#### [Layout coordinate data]
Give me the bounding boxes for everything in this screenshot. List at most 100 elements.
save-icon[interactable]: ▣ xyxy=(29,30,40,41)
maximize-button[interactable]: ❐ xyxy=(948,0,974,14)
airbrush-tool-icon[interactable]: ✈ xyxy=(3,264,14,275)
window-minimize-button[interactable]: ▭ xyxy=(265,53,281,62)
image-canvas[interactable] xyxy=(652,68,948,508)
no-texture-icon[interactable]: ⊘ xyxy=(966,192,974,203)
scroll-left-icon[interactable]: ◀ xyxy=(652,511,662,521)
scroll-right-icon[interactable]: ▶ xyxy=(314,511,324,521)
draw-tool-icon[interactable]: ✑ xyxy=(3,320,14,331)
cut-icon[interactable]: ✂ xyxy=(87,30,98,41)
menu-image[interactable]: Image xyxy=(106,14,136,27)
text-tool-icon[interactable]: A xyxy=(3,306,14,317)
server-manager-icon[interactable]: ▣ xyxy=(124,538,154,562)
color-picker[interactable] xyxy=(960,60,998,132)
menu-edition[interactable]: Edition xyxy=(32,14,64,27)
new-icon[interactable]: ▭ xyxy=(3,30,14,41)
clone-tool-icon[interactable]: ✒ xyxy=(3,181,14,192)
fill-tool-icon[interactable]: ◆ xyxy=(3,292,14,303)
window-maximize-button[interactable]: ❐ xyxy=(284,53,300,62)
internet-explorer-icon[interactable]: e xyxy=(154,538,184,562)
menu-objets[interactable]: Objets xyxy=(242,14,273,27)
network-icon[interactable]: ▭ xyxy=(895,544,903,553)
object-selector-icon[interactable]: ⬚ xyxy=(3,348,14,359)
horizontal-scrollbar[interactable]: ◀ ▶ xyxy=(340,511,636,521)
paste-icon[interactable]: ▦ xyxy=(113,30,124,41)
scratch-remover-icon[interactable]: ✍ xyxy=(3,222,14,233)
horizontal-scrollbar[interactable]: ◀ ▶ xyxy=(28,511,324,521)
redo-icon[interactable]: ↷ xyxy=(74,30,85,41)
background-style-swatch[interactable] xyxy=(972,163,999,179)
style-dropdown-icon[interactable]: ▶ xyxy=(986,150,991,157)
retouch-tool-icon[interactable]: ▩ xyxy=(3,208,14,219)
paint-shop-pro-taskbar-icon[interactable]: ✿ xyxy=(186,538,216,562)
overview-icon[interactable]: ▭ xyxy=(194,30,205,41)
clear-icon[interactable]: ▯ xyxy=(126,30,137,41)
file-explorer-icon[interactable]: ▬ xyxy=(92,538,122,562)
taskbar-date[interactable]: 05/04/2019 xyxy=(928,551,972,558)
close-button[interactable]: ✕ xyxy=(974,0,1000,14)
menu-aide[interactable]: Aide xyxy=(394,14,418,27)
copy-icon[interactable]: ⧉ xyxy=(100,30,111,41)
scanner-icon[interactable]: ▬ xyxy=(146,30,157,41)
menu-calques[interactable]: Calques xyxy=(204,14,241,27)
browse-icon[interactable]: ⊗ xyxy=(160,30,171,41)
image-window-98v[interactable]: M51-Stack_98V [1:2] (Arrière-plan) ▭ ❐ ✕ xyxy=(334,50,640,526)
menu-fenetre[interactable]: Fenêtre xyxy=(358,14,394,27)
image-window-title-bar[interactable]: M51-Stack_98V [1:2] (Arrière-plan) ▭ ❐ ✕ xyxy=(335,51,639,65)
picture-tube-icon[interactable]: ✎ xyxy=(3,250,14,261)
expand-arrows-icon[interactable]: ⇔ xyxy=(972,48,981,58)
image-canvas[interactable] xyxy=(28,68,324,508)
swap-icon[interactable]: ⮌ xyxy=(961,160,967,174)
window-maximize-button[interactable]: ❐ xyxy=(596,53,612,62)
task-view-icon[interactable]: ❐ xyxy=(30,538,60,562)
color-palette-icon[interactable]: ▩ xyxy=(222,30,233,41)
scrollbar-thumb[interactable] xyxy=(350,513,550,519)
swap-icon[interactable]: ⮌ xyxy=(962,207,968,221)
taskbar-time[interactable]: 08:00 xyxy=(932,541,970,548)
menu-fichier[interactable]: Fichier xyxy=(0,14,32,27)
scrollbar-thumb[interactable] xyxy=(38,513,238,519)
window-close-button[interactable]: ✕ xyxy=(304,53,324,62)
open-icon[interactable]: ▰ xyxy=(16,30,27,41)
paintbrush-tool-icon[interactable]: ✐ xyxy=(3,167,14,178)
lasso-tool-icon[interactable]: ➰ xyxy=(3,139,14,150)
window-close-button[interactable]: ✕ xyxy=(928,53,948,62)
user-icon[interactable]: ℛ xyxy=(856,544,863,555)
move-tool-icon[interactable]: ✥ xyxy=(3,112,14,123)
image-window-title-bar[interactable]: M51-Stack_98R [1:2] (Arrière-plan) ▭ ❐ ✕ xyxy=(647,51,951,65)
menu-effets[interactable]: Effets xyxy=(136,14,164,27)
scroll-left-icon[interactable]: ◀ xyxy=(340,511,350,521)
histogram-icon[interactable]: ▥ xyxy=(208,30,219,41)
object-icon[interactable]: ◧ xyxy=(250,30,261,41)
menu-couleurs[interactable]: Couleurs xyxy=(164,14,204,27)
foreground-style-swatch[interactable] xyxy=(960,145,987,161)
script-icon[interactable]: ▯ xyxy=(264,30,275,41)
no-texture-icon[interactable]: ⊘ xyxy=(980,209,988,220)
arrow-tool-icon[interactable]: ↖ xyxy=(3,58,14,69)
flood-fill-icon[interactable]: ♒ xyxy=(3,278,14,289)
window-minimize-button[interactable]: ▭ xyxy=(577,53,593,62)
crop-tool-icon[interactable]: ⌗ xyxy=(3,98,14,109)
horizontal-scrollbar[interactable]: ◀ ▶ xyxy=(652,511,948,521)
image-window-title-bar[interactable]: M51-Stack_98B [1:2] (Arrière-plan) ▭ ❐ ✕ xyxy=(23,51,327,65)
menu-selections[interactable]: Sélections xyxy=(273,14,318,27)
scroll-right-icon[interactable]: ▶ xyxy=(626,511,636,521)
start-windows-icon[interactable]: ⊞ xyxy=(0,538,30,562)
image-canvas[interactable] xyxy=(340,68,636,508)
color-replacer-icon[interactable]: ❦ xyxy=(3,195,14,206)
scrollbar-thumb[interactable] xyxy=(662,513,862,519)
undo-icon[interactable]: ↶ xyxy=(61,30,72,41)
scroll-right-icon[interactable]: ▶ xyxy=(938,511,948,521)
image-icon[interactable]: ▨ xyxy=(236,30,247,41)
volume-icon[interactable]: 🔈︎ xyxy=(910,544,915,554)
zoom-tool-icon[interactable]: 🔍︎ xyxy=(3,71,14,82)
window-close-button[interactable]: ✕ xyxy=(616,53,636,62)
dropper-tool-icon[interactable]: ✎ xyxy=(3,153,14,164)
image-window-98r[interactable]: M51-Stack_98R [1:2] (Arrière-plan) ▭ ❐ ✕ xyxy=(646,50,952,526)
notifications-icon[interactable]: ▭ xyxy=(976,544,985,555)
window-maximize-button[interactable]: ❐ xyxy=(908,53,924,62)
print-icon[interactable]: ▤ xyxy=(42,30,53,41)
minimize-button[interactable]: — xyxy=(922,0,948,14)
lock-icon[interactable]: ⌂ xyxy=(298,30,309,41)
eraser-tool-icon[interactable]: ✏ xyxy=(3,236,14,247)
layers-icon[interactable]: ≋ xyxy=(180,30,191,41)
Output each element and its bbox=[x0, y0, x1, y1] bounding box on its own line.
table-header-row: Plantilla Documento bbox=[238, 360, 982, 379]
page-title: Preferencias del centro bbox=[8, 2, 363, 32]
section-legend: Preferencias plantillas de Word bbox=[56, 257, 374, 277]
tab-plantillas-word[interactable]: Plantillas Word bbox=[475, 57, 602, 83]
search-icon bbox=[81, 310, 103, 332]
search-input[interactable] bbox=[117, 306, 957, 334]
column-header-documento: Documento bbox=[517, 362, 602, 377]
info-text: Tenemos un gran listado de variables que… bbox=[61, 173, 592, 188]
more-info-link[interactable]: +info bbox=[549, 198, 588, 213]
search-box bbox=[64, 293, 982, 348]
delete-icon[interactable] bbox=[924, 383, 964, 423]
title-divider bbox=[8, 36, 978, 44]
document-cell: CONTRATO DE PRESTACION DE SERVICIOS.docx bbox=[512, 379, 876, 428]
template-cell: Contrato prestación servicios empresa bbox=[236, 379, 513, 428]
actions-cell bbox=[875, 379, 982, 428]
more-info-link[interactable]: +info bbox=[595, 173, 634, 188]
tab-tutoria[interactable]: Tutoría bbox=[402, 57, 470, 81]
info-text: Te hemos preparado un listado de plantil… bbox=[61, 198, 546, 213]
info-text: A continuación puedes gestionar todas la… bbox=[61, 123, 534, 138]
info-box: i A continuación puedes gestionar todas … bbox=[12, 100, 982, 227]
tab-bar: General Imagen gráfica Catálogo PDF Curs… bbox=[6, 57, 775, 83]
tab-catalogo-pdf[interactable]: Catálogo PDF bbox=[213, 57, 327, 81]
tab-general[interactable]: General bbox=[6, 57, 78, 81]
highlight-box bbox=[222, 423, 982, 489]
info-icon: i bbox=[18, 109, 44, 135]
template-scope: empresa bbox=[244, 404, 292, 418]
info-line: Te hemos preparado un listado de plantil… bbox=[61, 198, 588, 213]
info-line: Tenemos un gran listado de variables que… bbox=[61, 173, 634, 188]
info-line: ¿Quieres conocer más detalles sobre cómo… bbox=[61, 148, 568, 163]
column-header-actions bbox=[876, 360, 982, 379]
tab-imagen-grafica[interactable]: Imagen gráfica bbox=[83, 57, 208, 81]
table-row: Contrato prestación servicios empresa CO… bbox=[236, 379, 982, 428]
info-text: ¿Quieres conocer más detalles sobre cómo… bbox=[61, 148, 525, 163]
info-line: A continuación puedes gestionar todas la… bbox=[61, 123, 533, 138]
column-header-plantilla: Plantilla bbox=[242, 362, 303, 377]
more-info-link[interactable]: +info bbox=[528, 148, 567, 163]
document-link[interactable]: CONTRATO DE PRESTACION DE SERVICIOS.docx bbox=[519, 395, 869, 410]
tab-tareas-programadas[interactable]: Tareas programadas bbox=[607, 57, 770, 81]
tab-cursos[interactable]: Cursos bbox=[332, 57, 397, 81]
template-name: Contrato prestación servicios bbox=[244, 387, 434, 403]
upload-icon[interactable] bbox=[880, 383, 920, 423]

#### [Work instructions]
Recast the entries from the first line through the line containing "background-style-swatch[interactable] xyxy=(972,163,999,179)" as a JSON list of strings, one string per line, leaving out blank lines.

#### [Exercise response]
[
  "Give me the bounding boxes for everything in this screenshot. List at most 100 elements.",
  "save-icon[interactable]: ▣ xyxy=(29,30,40,41)",
  "maximize-button[interactable]: ❐ xyxy=(948,0,974,14)",
  "airbrush-tool-icon[interactable]: ✈ xyxy=(3,264,14,275)",
  "window-minimize-button[interactable]: ▭ xyxy=(265,53,281,62)",
  "image-canvas[interactable] xyxy=(652,68,948,508)",
  "no-texture-icon[interactable]: ⊘ xyxy=(966,192,974,203)",
  "scroll-left-icon[interactable]: ◀ xyxy=(652,511,662,521)",
  "scroll-right-icon[interactable]: ▶ xyxy=(314,511,324,521)",
  "draw-tool-icon[interactable]: ✑ xyxy=(3,320,14,331)",
  "cut-icon[interactable]: ✂ xyxy=(87,30,98,41)",
  "menu-image[interactable]: Image xyxy=(106,14,136,27)",
  "text-tool-icon[interactable]: A xyxy=(3,306,14,317)",
  "server-manager-icon[interactable]: ▣ xyxy=(124,538,154,562)",
  "color-picker[interactable] xyxy=(960,60,998,132)",
  "menu-edition[interactable]: Edition xyxy=(32,14,64,27)",
  "new-icon[interactable]: ▭ xyxy=(3,30,14,41)",
  "clone-tool-icon[interactable]: ✒ xyxy=(3,181,14,192)",
  "fill-tool-icon[interactable]: ◆ xyxy=(3,292,14,303)",
  "window-maximize-button[interactable]: ❐ xyxy=(284,53,300,62)",
  "internet-explorer-icon[interactable]: e xyxy=(154,538,184,562)",
  "menu-objets[interactable]: Objets xyxy=(242,14,273,27)",
  "network-icon[interactable]: ▭ xyxy=(895,544,903,553)",
  "object-selector-icon[interactable]: ⬚ xyxy=(3,348,14,359)",
  "horizontal-scrollbar[interactable]: ◀ ▶ xyxy=(340,511,636,521)",
  "paste-icon[interactable]: ▦ xyxy=(113,30,124,41)",
  "scratch-remover-icon[interactable]: ✍ xyxy=(3,222,14,233)",
  "horizontal-scrollbar[interactable]: ◀ ▶ xyxy=(28,511,324,521)",
  "redo-icon[interactable]: ↷ xyxy=(74,30,85,41)",
  "background-style-swatch[interactable] xyxy=(972,163,999,179)"
]